Print the records below exactly as they appear.

----- Raw records -----

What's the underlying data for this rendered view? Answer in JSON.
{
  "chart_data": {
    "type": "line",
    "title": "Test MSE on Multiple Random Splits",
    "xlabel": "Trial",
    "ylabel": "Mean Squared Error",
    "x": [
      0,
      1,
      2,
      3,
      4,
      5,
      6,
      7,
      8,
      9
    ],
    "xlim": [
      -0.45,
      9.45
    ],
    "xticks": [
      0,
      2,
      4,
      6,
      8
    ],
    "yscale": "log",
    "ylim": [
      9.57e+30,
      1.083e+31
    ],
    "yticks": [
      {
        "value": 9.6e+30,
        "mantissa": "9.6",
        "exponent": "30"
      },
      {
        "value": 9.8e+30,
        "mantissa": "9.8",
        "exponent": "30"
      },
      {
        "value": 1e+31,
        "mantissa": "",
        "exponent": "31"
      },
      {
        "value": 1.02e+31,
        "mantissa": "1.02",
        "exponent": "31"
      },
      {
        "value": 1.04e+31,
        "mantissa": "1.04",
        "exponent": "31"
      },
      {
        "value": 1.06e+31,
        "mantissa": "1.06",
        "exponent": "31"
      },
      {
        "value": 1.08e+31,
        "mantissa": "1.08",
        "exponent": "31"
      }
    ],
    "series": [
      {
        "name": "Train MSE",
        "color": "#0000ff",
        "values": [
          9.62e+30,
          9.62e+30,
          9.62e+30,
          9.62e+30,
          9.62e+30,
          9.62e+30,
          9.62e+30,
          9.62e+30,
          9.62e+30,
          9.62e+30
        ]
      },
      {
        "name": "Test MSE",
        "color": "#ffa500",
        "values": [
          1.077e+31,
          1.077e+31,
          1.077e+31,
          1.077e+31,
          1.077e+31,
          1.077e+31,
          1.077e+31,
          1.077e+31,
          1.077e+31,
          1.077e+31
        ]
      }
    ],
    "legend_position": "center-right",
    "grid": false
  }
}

-----

• **Final result**:
What's the underlying data for this rendered view? Answer in JSON.
{
  "chart_data": {
    "type": "line",
    "title": "Test MSE on Multiple Random Splits",
    "xlabel": "Trial",
    "ylabel": "Mean Squared Error",
    "x": [
      0,
      1,
      2,
      3,
      4,
      5,
      6,
      7,
      8,
      9
    ],
    "xlim": [
      -0.45,
      9.45
    ],
    "xticks": [
      0,
      2,
      4,
      6,
      8
    ],
    "yscale": "log",
    "ylim": [
      9.57e+30,
      1.083e+31
    ],
    "yticks": [
      {
        "value": 9.6e+30,
        "mantissa": "9.6",
        "exponent": "30"
      },
      {
        "value": 9.8e+30,
        "mantissa": "9.8",
        "exponent": "30"
      },
      {
        "value": 1e+31,
        "mantissa": "",
        "exponent": "31"
      },
      {
        "value": 1.02e+31,
        "mantissa": "1.02",
        "exponent": "31"
      },
      {
        "value": 1.04e+31,
        "mantissa": "1.04",
        "exponent": "31"
      },
      {
        "value": 1.06e+31,
        "mantissa": "1.06",
        "exponent": "31"
      },
      {
        "value": 1.08e+31,
        "mantissa": "1.08",
        "exponent": "31"
      }
    ],
    "series": [
      {
        "name": "Train MSE",
        "color": "#0000ff",
        "values": [
          9.62e+30,
          9.62e+30,
          9.62e+30,
          9.62e+30,
          9.62e+30,
          9.62e+30,
          9.62e+30,
          9.62e+30,
          9.62e+30,
          9.62e+30
        ]
      },
      {
        "name": "Test MSE",
        "color": "#ffa500",
        "values": [
          1.077e+31,
          1.077e+31,
          1.077e+31,
          1.077e+31,
          1.077e+31,
          1.077e+31,
          1.077e+31,
          1.077e+31,
          1.077e+31,
          1.077e+31
        ]
      }
    ],
    "legend_position": "center-right",
    "grid": false
  }
}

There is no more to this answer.